* Exercise prompt: Reproduce all of the following lines word for word, leaving out the pictures.

Region annotation records:
□ □ □ □
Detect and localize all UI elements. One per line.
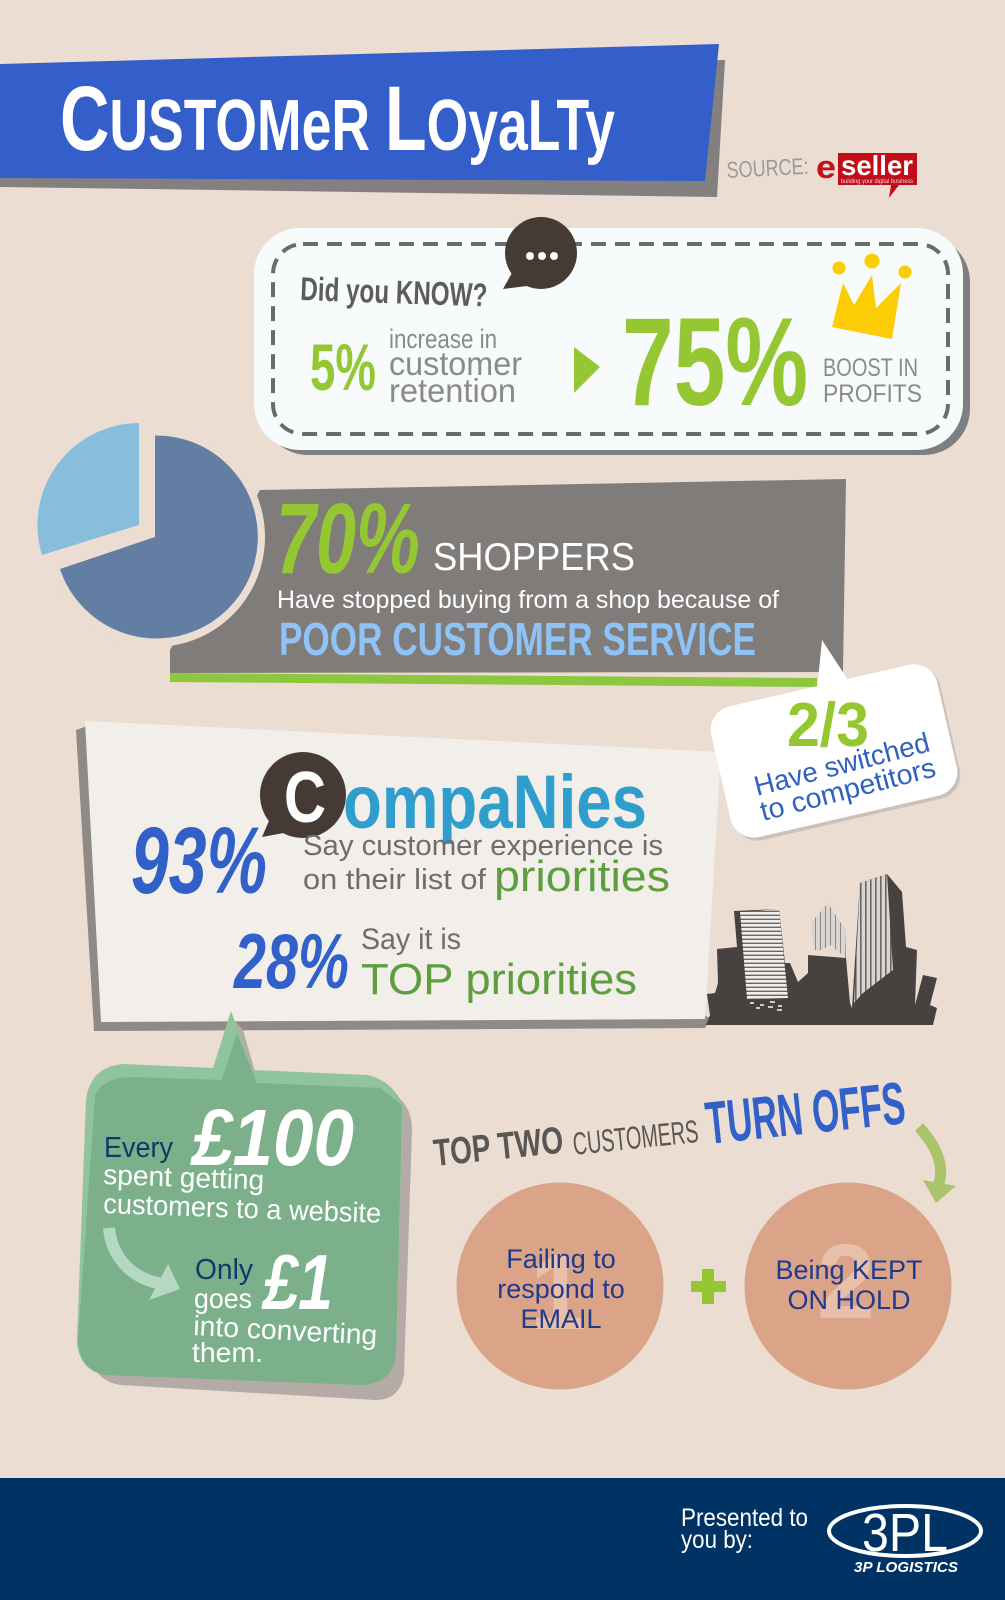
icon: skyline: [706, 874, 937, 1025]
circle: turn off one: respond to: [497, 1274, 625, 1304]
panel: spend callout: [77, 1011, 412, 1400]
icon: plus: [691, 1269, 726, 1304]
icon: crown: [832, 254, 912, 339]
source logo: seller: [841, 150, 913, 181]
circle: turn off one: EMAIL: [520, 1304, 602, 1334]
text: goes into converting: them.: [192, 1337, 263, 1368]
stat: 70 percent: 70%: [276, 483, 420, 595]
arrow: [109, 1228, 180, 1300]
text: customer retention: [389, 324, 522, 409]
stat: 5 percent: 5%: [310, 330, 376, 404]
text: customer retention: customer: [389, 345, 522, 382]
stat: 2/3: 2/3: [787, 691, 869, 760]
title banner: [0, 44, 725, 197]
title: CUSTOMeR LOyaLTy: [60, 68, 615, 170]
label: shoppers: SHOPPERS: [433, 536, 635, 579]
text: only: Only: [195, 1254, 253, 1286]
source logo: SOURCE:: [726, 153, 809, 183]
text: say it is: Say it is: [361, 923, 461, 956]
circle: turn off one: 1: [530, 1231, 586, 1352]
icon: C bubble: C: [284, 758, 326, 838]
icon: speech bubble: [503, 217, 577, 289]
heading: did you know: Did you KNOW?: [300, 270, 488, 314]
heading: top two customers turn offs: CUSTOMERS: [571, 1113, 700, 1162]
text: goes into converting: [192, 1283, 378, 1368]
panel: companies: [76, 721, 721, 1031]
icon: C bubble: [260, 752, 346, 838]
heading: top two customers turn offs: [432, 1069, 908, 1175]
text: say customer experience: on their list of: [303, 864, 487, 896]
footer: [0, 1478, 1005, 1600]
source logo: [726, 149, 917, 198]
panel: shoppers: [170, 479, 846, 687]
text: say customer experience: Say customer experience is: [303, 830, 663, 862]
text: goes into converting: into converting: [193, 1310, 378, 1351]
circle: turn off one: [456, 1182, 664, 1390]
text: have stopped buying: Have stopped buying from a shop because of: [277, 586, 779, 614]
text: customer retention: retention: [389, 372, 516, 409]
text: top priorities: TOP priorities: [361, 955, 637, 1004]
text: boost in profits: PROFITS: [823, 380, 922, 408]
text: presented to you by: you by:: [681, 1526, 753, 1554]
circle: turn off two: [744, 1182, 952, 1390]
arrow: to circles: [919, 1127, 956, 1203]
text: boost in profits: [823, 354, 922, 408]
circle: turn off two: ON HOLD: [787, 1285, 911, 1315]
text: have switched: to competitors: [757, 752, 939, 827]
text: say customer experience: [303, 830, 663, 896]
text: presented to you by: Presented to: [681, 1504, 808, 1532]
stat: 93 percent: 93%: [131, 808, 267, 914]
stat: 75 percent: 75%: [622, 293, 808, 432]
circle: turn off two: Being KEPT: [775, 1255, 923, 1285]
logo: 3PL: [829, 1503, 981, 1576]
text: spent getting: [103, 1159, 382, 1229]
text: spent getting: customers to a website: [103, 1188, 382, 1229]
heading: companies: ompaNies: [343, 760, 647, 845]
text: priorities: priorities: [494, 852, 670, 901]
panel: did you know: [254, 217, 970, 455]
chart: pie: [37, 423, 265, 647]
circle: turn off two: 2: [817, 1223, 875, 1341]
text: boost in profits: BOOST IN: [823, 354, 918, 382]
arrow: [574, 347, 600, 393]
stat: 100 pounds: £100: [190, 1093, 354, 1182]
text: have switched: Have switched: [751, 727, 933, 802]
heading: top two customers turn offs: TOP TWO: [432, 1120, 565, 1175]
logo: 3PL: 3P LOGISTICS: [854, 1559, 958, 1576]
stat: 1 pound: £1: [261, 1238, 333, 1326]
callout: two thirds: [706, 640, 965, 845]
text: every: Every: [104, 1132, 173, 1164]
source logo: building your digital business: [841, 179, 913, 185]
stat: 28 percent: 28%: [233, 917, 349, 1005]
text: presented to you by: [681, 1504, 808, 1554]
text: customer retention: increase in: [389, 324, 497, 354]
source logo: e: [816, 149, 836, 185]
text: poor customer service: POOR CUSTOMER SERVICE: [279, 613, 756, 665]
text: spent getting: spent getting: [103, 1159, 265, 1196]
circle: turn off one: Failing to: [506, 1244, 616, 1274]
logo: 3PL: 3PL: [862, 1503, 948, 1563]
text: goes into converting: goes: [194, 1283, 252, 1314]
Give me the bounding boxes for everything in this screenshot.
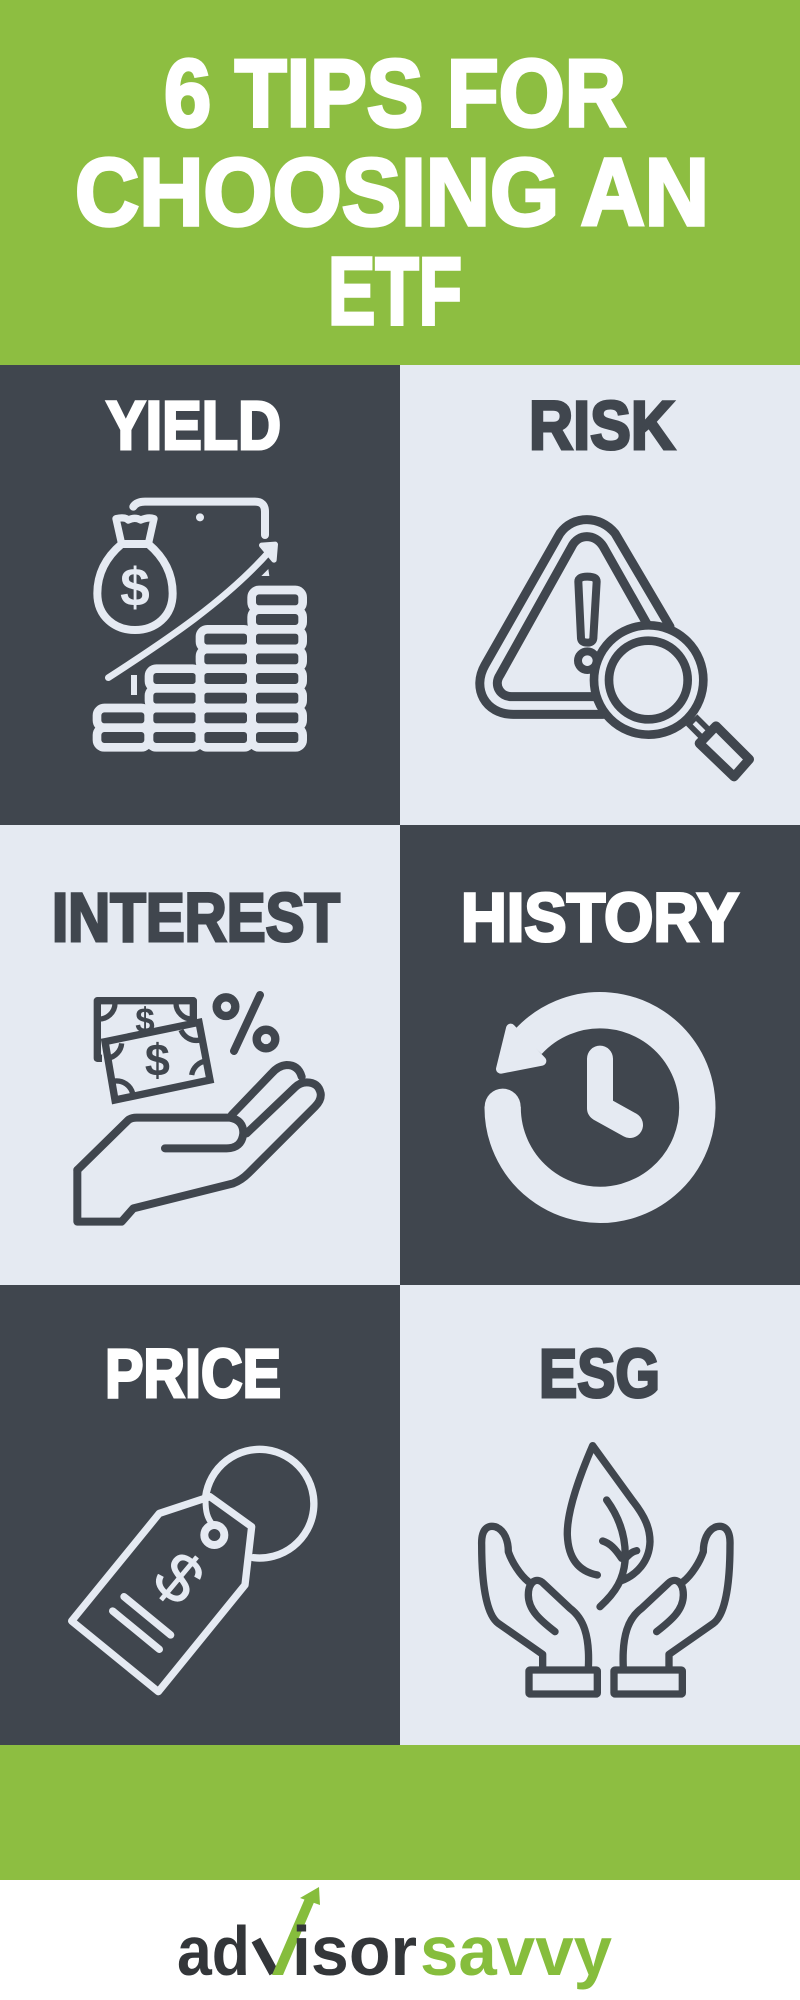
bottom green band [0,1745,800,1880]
□ □ □ □
* Answer to this problem:
Detect and localize all UI elements. One per line.
icon: skyline: [706, 874, 937, 1025]
circle: turn off one: respond to: [497, 1274, 625, 1304]
panel: spend callout: [77, 1011, 412, 1400]
icon: plus: [691, 1269, 726, 1304]
icon: crown: [832, 254, 912, 339]
source logo: seller: [841, 150, 913, 181]
circle: turn off one: EMAIL: [520, 1304, 602, 1334]
text: goes into converting: them.: [192, 1337, 263, 1368]
stat: 70 percent: 70%: [276, 483, 420, 595]
arrow: [109, 1228, 180, 1300]
text: customer retention: [389, 324, 522, 409]
stat: 5 percent: 5%: [310, 330, 376, 404]
text: customer retention: customer: [389, 345, 522, 382]
stat: 2/3: 2/3: [787, 691, 869, 760]
title banner: [0, 44, 725, 197]
title: CUSTOMeR LOyaLTy: [60, 68, 615, 170]
label: shoppers: SHOPPERS: [433, 536, 635, 579]
text: only: Only: [195, 1254, 253, 1286]
source logo: SOURCE:: [726, 153, 809, 183]
text: say it is: Say it is: [361, 923, 461, 956]
circle: turn off one: 1: [530, 1231, 586, 1352]
icon: C bubble: C: [284, 758, 326, 838]
icon: speech bubble: [503, 217, 577, 289]
heading: did you know: Did you KNOW?: [300, 270, 488, 314]
heading: top two customers turn offs: CUSTOMERS: [571, 1113, 700, 1162]
text: goes into converting: [192, 1283, 378, 1368]
panel: companies: [76, 721, 721, 1031]
icon: C bubble: [260, 752, 346, 838]
heading: top two customers turn offs: [432, 1069, 908, 1175]
text: say customer experience: on their list of: [303, 864, 487, 896]
footer: [0, 1478, 1005, 1600]
source logo: [726, 149, 917, 198]
panel: shoppers: [170, 479, 846, 687]
text: say customer experience: Say customer experience is: [303, 830, 663, 862]
text: goes into converting: into converting: [193, 1310, 378, 1351]
circle: turn off one: [456, 1182, 664, 1390]
text: have stopped buying: Have stopped buying from a shop because of: [277, 586, 779, 614]
text: customer retention: retention: [389, 372, 516, 409]
text: top priorities: TOP priorities: [361, 955, 637, 1004]
text: boost in profits: PROFITS: [823, 380, 922, 408]
text: presented to you by: you by:: [681, 1526, 753, 1554]
circle: turn off two: [744, 1182, 952, 1390]
arrow: to circles: [919, 1127, 956, 1203]
text: boost in profits: [823, 354, 922, 408]
circle: turn off two: ON HOLD: [787, 1285, 911, 1315]
text: have switched: to competitors: [757, 752, 939, 827]
text: say customer experience: [303, 830, 663, 896]
text: presented to you by: Presented to: [681, 1504, 808, 1532]
stat: 93 percent: 93%: [131, 808, 267, 914]
stat: 75 percent: 75%: [622, 293, 808, 432]
circle: turn off two: Being KEPT: [775, 1255, 923, 1285]
logo: 3PL: [829, 1503, 981, 1576]
text: spent getting: [103, 1159, 382, 1229]
text: spent getting: customers to a website: [103, 1188, 382, 1229]
heading: companies: ompaNies: [343, 760, 647, 845]
text: priorities: priorities: [494, 852, 670, 901]
panel: did you know: [254, 217, 970, 455]
chart: pie: [37, 423, 265, 647]
circle: turn off two: 2: [817, 1223, 875, 1341]
text: boost in profits: BOOST IN: [823, 354, 918, 382]
arrow: [574, 347, 600, 393]
stat: 100 pounds: £100: [190, 1093, 354, 1182]
text: have switched: Have switched: [751, 727, 933, 802]
heading: top two customers turn offs: TOP TWO: [432, 1120, 565, 1175]
logo: 3PL: 3P LOGISTICS: [854, 1559, 958, 1576]
stat: 1 pound: £1: [261, 1238, 333, 1326]
callout: two thirds: [706, 640, 965, 845]
text: every: Every: [104, 1132, 173, 1164]
source logo: building your digital business: [841, 179, 913, 185]
stat: 28 percent: 28%: [233, 917, 349, 1005]
text: presented to you by: [681, 1504, 808, 1554]
text: customer retention: increase in: [389, 324, 497, 354]
source logo: e: [816, 149, 836, 185]
text: poor customer service: POOR CUSTOMER SERVICE: [279, 613, 756, 665]
text: spent getting: spent getting: [103, 1159, 265, 1196]
circle: turn off one: Failing to: [506, 1244, 616, 1274]
logo: 3PL: 3PL: [862, 1503, 948, 1563]
text: goes into converting: goes: [194, 1283, 252, 1314]
Give me the bounding boxes for everything in this screenshot.
bottom green band [0,1745,800,1880]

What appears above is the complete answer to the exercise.